**Material for this exercise:**
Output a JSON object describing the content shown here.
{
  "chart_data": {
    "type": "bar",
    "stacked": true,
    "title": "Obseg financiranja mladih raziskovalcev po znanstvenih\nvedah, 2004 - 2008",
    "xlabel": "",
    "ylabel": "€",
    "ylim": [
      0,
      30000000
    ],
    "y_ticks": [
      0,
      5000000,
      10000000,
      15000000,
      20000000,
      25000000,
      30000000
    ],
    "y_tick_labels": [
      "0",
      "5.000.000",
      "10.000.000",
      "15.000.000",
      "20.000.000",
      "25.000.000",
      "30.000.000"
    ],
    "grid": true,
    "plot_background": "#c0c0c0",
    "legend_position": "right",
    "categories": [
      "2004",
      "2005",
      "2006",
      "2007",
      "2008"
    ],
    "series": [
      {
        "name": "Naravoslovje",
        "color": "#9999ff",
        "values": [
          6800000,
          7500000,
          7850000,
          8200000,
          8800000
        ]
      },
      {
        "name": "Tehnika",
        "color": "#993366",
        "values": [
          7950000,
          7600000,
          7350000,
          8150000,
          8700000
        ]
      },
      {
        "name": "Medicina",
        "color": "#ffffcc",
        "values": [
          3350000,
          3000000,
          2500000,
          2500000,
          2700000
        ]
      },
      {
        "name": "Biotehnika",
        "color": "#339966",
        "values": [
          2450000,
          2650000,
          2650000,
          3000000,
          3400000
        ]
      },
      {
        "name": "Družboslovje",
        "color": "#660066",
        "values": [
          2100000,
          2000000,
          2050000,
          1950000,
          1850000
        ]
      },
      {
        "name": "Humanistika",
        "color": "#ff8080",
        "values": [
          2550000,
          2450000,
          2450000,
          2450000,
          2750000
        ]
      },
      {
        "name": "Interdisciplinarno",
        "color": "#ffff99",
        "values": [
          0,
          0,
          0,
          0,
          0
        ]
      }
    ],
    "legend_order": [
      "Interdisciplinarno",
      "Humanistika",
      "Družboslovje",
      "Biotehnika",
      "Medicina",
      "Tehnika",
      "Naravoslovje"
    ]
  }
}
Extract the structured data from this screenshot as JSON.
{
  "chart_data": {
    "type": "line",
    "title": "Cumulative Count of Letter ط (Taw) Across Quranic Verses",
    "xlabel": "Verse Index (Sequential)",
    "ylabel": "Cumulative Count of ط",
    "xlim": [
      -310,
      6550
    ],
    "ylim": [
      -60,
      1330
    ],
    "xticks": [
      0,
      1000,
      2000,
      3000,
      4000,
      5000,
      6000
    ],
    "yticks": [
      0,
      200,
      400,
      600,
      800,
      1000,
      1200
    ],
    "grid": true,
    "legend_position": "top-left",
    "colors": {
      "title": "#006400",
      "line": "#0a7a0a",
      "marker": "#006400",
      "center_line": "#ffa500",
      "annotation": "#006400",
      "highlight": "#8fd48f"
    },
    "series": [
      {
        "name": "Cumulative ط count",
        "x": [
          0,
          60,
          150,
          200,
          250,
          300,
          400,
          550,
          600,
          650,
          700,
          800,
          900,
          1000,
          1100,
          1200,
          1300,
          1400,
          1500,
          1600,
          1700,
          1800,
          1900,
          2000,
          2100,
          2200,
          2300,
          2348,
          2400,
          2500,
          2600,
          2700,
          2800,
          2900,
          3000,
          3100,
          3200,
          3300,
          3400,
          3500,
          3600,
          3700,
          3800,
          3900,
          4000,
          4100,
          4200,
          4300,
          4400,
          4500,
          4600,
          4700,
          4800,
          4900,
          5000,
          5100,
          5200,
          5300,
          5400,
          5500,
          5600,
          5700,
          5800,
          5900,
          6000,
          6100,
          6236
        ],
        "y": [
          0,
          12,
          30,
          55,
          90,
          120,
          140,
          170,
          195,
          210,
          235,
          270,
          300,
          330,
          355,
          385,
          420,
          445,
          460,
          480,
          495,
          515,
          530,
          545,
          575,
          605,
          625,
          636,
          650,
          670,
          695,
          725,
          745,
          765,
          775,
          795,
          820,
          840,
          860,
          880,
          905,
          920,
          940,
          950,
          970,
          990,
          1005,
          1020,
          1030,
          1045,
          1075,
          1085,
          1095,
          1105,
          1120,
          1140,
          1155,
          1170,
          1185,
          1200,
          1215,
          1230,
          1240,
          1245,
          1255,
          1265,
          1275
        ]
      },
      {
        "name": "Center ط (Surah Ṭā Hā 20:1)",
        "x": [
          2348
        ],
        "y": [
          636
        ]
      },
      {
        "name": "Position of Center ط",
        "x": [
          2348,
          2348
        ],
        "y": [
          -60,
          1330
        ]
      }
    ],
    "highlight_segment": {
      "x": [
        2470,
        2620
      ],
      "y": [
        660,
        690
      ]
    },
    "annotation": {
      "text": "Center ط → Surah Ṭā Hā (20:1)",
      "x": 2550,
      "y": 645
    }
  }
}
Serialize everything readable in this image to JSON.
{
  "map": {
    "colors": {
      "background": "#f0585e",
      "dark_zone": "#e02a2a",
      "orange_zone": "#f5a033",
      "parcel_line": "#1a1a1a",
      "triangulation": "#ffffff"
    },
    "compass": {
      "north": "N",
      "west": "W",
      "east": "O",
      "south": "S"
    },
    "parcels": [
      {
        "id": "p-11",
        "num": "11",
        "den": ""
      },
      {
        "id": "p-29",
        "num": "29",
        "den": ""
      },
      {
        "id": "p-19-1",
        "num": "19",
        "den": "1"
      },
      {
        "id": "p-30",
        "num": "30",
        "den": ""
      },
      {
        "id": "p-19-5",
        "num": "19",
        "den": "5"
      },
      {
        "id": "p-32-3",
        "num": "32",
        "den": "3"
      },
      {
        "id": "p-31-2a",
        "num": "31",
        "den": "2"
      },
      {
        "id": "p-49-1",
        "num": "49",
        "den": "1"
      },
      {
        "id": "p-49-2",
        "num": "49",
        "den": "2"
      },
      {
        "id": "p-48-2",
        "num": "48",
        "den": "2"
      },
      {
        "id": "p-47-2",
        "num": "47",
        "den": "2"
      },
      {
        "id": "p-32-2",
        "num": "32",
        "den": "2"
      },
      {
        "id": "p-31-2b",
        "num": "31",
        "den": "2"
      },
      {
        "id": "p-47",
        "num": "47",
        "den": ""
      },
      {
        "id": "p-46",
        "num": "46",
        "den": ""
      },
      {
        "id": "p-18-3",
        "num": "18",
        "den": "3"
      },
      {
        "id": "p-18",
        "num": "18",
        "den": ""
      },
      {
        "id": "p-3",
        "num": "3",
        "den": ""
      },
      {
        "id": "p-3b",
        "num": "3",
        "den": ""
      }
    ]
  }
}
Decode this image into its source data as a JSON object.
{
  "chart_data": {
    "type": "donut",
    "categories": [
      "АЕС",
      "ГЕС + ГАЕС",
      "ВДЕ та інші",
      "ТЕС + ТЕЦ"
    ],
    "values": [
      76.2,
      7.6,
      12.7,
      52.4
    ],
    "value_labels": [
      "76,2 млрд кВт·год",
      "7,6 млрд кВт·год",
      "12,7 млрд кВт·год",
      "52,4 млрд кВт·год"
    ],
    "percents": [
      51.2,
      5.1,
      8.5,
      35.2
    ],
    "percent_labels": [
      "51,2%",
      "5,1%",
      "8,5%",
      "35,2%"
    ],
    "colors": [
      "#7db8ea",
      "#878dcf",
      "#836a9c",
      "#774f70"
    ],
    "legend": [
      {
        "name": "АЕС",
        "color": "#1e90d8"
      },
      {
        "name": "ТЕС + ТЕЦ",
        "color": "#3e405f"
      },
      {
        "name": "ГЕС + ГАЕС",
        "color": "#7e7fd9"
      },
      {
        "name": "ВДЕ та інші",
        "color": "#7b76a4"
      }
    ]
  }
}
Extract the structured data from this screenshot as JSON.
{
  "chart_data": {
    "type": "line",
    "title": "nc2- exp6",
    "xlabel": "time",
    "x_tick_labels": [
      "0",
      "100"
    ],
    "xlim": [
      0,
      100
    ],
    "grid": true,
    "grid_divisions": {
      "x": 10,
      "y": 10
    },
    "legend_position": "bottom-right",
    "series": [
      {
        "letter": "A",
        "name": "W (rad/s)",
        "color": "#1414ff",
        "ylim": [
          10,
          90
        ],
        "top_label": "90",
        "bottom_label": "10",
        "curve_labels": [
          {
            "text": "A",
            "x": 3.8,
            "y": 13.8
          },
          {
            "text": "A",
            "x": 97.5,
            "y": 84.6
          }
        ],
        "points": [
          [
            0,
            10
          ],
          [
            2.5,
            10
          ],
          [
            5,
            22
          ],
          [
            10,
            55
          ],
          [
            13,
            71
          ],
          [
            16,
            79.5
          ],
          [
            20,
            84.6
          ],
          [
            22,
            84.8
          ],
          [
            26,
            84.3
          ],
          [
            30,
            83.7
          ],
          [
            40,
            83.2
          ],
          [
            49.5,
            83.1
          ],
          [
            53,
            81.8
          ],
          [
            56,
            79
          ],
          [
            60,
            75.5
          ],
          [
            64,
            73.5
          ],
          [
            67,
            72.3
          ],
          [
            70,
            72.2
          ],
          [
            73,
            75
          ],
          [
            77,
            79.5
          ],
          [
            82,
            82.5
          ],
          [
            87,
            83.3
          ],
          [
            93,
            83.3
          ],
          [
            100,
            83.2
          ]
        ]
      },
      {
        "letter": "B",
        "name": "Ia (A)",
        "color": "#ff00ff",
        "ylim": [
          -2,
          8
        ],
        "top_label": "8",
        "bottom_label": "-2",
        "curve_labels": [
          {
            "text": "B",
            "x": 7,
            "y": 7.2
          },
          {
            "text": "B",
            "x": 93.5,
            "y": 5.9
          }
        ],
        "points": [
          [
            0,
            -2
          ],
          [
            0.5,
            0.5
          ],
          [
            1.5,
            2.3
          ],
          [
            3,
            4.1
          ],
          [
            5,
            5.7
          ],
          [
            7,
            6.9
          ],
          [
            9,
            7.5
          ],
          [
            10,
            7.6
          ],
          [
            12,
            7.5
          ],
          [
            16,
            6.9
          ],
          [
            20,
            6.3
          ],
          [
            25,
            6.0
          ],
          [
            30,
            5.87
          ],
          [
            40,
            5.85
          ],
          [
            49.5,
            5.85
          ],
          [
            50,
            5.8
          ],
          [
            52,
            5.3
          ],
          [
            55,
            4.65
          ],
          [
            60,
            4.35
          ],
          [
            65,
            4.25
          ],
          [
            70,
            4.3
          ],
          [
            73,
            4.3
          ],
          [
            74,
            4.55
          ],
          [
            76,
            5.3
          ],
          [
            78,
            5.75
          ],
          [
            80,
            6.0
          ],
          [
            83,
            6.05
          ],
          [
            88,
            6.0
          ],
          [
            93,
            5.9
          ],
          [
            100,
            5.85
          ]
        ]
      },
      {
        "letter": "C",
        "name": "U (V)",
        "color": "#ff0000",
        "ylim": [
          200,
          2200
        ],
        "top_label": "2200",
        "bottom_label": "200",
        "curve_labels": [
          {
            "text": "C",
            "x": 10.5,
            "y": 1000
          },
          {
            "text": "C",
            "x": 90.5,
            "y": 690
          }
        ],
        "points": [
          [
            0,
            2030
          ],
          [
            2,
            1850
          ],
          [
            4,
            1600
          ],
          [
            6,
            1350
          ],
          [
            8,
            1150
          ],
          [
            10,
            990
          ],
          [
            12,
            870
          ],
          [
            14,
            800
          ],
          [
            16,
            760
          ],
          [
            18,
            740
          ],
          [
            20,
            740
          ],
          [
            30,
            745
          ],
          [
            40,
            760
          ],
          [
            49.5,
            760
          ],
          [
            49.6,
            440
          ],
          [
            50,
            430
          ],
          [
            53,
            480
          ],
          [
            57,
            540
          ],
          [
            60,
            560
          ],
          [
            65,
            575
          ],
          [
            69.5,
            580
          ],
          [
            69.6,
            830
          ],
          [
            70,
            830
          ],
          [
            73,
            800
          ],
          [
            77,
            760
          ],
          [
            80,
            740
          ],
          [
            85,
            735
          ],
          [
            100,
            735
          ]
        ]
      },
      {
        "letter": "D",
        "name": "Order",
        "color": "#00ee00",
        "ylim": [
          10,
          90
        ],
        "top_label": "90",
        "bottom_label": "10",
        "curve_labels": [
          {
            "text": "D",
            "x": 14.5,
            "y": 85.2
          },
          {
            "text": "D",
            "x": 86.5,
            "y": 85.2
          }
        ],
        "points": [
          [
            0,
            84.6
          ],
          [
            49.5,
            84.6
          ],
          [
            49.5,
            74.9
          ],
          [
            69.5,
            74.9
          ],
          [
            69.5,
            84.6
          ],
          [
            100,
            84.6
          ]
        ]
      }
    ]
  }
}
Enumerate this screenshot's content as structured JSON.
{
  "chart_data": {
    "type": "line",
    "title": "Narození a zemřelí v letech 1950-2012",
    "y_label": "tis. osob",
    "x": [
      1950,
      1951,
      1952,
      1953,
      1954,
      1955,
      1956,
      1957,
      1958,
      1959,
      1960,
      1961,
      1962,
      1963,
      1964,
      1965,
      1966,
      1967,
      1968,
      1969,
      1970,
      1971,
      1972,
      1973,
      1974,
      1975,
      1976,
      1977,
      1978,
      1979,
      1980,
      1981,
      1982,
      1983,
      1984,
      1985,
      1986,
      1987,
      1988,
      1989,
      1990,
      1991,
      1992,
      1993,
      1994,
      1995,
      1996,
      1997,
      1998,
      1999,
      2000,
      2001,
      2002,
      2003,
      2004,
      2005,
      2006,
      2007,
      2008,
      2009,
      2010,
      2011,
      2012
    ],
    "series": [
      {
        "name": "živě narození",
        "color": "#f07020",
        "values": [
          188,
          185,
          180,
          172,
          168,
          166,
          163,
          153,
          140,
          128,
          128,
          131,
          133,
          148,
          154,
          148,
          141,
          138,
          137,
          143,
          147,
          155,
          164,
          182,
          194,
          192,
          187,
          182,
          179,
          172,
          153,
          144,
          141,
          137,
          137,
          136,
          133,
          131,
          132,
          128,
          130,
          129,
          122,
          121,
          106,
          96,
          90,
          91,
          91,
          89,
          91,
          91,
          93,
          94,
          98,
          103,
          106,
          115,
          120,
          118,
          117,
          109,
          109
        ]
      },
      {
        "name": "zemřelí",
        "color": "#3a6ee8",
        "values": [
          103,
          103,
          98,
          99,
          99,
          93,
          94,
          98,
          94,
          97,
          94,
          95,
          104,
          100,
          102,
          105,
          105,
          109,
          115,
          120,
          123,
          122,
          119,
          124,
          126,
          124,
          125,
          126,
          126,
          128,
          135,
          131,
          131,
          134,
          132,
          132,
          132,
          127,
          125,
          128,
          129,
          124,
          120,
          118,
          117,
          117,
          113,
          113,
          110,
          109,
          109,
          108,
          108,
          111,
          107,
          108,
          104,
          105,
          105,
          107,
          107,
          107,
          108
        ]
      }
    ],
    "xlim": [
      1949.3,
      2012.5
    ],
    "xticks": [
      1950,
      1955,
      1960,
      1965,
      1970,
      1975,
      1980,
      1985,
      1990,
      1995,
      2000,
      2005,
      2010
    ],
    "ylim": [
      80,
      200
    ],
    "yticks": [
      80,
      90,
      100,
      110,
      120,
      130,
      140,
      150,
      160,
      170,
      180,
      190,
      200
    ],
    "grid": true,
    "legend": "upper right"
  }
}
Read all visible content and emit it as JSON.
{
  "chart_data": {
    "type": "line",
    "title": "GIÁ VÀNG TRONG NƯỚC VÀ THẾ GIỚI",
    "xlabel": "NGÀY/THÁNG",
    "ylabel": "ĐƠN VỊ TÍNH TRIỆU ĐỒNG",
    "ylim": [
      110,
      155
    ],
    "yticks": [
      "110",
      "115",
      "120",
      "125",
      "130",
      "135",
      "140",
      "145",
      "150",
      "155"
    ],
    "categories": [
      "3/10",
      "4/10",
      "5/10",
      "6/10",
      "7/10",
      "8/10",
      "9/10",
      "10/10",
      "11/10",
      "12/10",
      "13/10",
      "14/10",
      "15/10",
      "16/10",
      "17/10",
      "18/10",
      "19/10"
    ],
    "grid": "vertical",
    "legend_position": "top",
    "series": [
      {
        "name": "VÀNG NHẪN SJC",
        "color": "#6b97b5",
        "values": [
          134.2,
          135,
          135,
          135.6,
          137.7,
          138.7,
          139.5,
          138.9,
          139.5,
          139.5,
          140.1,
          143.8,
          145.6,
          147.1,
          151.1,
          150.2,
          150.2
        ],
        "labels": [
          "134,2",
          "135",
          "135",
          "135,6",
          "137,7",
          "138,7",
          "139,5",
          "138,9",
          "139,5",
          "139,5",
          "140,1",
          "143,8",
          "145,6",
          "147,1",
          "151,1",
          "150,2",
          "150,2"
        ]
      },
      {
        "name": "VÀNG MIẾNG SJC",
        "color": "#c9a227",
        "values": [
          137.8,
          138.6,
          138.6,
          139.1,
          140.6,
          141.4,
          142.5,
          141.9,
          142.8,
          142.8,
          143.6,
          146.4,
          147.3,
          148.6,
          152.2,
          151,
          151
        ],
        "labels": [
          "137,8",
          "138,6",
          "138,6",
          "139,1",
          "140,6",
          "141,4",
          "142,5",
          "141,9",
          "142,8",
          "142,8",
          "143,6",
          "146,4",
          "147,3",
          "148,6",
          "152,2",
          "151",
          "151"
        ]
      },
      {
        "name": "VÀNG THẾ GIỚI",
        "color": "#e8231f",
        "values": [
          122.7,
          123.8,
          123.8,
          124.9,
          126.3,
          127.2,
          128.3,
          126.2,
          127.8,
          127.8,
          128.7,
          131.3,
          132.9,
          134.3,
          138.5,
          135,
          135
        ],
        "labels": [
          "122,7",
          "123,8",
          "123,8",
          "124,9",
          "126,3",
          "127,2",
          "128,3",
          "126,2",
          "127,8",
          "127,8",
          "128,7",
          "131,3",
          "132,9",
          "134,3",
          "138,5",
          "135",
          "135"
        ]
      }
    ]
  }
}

**Do this:**
In the records above, tally the lines where the word "xlabel" appears, and give the number and nothing else.

**Solution to this exercise:**
4